▸ EXTRACT PROVIDED
--------------------
Script 3: OSD Restart Peering Time (Requires OSD Restart)

#!/bin/bash
# ceph-wal-db-peering-time.sh — Measure OSD peering time after restart
# WARNING: Restarts an OSD. Run one at a time. Set noout first.

if [ -z "$1" ]; then
  echo "Usage: $0 <osd-id>"
  echo "Example: $0 6"
  echo ""
  echo "WARNING: This restarts the OSD. Set 'ceph osd set noout' first."
  exit 1
fi

OSD_ID=$1
HOST=$(ceph osd metadata $OSD_ID 2>/dev/null | grep '"hostname"' | awk -F'"' '{print $4}')
TYPE="WAL"
ceph osd metadata $OSD_ID 2>/dev/null | grep -q bluefs_db && TYPE="DB"

# Check noout is set
if ! ceph osd dump 2>/dev/null | grep -q noout; then
  echo "ERROR: noout flag is not set. Run 'ceph osd set noout' first."
  exit 1
fi

echo "=== OSD Peering Time: osd.$OSD_ID ($TYPE) on $HOST ==="
echo "Date: $(date)"
echo ""

# Restart the OSD
echo "Stopping osd.$OSD_ID..."
systemctl stop ceph-osd@$OSD_ID
sleep 2

echo "Starting osd.$OSD_ID..."
START=$(date +%s.%N)
systemctl start ceph-osd@$OSD_ID

# Wait for OSD to show as "up"
while true; do
  STATUS=$(ceph osd tree 2>/dev/null | grep "osd\.$OSD_ID " | awk '{print $4}')
  if [ "$STATUS" = "up" ]; then
    END=$(date +%s.%N)
    ELAPSED=$(python3 -c "print(f'{$END - $START:.2f}')")
    echo ""
    echo "osd.$OSD_ID ($TYPE) peering time: ${ELAPSED}s"
    break
  fi
  sleep 1
done

Running the Full Comparison

# Step 0: Built-in OSD bench (safe, runs directly on OSD daemon)
# Default: 1GB write test with 4MB blocks
ceph tell osd.0 bench    # WAL (harlan)
ceph tell osd.6 bench    # DB (harlan, after conversion)

# Small I/O: 12MB with 4KB blocks (metadata-like small I/O)
# Note: Reef caps at 12,288,000 bytes for 4KB blocks by default
ceph tell osd.0 bench 12288000 4096   # WAL
ceph tell osd.6 bench 12288000 4096   # DB

# Step 1: Safe latency snapshot (run on each OSD host)
ssh root@192.168.86.11 'bash /mnt/pve/cephfs/bin/ceph-wal-db-latency.sh'  # harlan
ssh root@192.168.86.14 'bash /mnt/pve/cephfs/bin/ceph-wal-db-latency.sh'  # edgar

# Step 2: Client-side pool benchmark with rados bench
# 30-second random read (most relevant for metadata comparison)
--------------------
▸ EXTRACTED DATA

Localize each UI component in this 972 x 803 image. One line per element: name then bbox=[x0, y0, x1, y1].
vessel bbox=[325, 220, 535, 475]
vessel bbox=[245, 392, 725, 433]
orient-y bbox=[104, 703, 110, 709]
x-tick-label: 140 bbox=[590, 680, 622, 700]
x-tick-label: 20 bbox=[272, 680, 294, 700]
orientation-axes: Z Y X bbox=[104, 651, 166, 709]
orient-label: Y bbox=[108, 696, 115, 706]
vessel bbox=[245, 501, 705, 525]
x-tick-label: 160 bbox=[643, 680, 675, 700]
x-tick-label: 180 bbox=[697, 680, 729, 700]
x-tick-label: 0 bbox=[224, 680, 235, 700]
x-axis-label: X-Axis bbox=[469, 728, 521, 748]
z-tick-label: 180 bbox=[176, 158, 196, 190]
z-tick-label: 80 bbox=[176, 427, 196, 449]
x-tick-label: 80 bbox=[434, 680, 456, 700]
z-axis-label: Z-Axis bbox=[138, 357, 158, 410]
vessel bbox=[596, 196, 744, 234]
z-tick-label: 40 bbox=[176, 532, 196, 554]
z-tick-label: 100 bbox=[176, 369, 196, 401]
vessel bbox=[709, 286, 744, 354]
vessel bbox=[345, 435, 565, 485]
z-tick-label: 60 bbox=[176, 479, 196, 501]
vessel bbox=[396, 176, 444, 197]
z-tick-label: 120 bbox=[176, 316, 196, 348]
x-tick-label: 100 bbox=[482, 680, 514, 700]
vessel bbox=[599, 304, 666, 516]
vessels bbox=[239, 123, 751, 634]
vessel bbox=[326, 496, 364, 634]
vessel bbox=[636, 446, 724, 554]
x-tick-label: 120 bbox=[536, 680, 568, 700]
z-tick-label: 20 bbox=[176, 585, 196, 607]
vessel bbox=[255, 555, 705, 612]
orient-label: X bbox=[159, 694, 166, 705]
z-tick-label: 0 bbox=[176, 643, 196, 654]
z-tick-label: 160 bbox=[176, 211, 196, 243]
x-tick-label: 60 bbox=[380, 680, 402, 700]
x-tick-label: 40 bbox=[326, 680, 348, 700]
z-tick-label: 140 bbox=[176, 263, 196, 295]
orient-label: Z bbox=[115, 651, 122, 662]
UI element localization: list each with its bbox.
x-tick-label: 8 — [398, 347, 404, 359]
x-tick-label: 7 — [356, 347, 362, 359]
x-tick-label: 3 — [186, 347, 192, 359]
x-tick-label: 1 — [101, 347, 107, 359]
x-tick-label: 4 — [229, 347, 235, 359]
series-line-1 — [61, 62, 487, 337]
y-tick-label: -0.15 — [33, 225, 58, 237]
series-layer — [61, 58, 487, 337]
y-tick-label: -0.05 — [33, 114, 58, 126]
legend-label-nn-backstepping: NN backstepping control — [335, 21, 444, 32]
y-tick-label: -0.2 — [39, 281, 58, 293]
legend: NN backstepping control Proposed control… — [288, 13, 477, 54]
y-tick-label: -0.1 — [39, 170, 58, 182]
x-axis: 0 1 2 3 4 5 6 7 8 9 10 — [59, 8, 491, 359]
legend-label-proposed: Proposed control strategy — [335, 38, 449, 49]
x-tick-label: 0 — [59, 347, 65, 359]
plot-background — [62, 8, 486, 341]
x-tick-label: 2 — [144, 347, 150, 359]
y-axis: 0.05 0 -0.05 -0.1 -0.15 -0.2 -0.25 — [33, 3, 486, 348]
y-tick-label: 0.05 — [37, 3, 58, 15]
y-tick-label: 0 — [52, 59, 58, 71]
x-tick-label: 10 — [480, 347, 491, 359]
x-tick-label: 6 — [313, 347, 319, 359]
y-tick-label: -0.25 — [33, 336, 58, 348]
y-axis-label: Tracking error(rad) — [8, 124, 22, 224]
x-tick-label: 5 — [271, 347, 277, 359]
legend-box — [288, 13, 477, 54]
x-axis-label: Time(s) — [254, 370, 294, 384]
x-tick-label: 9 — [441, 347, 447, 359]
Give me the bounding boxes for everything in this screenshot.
--------------------
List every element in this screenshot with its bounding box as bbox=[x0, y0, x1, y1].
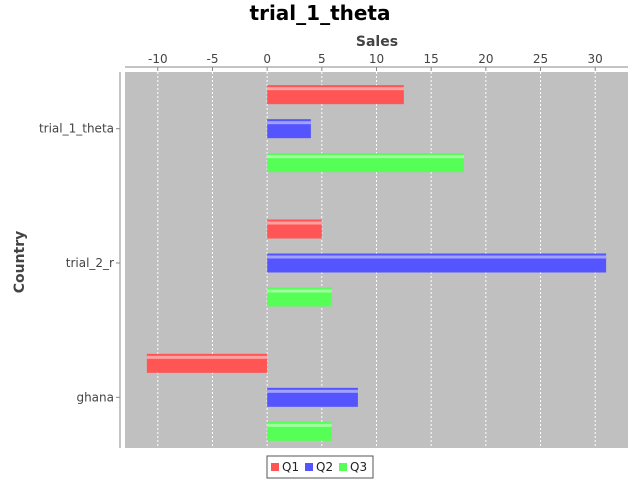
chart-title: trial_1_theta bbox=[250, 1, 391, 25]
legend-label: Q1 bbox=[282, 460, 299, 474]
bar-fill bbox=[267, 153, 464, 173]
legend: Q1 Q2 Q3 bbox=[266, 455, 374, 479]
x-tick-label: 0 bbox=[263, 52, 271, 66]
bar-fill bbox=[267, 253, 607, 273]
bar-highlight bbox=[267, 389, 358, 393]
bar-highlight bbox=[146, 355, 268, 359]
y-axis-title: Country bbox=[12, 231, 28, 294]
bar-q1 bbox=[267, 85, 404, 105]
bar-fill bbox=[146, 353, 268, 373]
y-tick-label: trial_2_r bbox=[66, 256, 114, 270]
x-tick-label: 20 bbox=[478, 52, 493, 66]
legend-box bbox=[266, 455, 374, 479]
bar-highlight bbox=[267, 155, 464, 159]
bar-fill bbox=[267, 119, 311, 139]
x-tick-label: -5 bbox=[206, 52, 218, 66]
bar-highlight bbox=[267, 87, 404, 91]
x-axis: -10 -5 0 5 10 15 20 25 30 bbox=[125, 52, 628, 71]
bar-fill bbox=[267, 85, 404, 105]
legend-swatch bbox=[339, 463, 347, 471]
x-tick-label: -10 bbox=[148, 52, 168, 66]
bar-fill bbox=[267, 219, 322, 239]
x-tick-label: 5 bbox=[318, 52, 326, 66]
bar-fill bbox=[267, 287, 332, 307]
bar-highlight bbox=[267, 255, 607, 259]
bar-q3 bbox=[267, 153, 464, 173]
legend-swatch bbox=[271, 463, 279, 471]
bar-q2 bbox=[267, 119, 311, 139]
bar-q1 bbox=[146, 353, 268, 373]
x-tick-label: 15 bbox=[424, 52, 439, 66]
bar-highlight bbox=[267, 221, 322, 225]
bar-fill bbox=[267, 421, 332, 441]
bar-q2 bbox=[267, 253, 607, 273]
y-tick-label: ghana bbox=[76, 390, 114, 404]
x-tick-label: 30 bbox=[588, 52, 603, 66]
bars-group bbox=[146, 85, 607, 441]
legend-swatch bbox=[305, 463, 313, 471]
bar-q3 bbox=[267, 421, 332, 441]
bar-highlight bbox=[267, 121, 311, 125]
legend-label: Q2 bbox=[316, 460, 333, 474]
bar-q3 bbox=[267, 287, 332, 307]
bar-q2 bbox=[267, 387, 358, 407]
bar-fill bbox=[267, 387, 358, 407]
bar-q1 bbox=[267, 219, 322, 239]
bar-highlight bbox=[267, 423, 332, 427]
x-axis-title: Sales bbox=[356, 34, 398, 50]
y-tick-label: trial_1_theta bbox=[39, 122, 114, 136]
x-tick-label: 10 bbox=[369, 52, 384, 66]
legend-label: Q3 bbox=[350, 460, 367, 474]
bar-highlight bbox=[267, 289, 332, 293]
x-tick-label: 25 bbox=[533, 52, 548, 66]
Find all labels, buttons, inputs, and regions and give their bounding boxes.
--------------------
▸ TASKS
a: In the Ceph WAL/DB benchmarking text above, translate the sentence "Run 'ceph osd set noout' first." into Spanish.
b: Write what comes next in the Ceph WAL/DB benchmarking text, starting after its last line.

▸ RESULTS IN ORDER
a: Ejecute 'ceph osd set noout' primero.

b:
rados bench -p cephrbd 30 write --no-cleanup
rados bench -p cephrbd 30 rand
rados -p cephrbd cleanup

# Step 3: Scrub timing (pick one WAL and one DB OSD with similar data volume)
# Check data volume first:
ceph osd df | grep -E 'osd\.(0|1) '
# Then run:
bash /mnt/pve/cephfs/bin/ceph-wal-db-scrub-timing.sh 0 1

# Step 4: Peering time (set noout first!)
ceph osd set noout
bash /mnt/pve/cephfs/bin/ceph-wal-db-peering-time.sh 0   # WAL
bash /mnt/pve/cephfs/bin/ceph-wal-db-peering-time.sh 1   # DB
ceph osd unset noout

Built-in Ceph Benchmarking Tools

Ceph has several built-in benchmarking tools that don’t require external software:

ceph tell osd.X bench — Runs a write benchmark directly on the OSD daemon. Bypasses the network entirely, so it isolates storage performance. The most useful tool for comparing WAL vs DB on the same node.

# Default: 1GB sequential write with 4MB blocks
ceph tell osd.0 bench

# Small I/O: 12MB with 4KB blocks (stresses metadata path)
# Reef default osd_bench_small_size_max_iops limits this to 12,288,000 bytes
ceph tell osd.0 bench 12288000 4096

# To run larger small-I/O tests, temporarily raise the limit:
# ceph tell osd.0 injectargs '--osd_bench_small_size_max_iops=1000'
# ceph tell osd.0 bench 536870912 4096

rados bench — Client-side benchmark through a Ceph pool. Tests the full path including network. Useful for measuring what applications actually experience.

# Write test (creates objects in the pool)
rados bench -p cephrbd 30 write --no-cleanup

# Sequential read
rados bench -p cephrbd 30 seq

# Random read (most relevant for metadata-heavy workloads)
rados bench -p cephrbd 30 rand

# Cleanup test objects
rados -p cephrbd cleanup

ceph tell osd.X perf dump — Dumps live performance counters without generating any load. Use this for before/after snapshots around other tests.

# Full perf dump
ceph tell osd.0 perf dump

# Just the interesting bits
ceph tell osd.0 perf dump | python3 -c "
import sys, json
d = json.load(sys.stdin)
osd = d.get('osd', {})
for key in ['op_latency', 'op_r_latency', 'op_w_latency', 'op_rw_latency']:
    v = osd.get(key, {})
    avg = v.get('sum', 0) / max(v.get('avgcount', 1), 1) * 1000
    print(f'{key}: {avg:.3f}ms avg ({v.get("avgcount", 0)} ops)')
"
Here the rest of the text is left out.